*** Supplied data ***
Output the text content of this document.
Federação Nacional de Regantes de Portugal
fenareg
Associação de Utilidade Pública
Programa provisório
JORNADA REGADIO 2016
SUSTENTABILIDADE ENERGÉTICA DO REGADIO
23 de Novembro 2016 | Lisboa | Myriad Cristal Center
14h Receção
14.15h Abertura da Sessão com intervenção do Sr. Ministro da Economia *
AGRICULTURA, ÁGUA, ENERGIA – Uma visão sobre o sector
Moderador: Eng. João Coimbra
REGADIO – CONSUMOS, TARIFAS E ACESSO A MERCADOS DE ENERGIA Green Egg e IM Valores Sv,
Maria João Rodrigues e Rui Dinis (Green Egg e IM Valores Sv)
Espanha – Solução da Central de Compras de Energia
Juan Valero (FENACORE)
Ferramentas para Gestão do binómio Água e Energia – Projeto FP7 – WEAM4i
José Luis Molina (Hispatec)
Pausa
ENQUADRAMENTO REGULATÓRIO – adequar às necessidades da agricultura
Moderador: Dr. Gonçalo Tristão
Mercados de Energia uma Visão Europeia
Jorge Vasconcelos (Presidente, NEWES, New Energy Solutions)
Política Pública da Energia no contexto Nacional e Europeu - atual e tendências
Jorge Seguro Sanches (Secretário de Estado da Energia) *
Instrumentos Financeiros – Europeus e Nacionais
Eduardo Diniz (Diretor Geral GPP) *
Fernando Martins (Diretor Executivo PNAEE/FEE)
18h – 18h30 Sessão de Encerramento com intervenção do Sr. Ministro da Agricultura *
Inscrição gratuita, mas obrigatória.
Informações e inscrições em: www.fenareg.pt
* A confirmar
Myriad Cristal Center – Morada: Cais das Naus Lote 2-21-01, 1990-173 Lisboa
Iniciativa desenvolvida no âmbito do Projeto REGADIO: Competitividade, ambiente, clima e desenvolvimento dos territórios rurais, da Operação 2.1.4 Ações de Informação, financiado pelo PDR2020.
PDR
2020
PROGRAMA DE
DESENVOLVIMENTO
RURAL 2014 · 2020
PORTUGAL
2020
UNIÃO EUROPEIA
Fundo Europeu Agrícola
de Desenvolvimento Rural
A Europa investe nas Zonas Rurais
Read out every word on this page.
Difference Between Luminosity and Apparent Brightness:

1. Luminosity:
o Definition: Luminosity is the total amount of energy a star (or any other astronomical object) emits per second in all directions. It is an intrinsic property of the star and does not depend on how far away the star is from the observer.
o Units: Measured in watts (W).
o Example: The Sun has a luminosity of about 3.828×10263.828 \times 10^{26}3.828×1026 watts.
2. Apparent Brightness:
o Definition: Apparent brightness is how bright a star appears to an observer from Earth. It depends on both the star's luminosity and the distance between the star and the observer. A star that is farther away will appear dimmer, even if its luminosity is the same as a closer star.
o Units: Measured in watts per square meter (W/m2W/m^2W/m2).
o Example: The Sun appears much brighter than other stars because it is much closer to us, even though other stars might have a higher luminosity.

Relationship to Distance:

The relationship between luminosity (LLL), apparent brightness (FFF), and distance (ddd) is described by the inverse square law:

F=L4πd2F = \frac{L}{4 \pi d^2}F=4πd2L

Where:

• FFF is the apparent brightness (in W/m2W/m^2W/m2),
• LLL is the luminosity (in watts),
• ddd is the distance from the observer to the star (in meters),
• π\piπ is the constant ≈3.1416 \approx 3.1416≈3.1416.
***
- Requirement
In the records above, locate the lines holding the word "this". Copy each of them.

- Solution to the exercise
Output the text content of this document.
Read out every word on this page.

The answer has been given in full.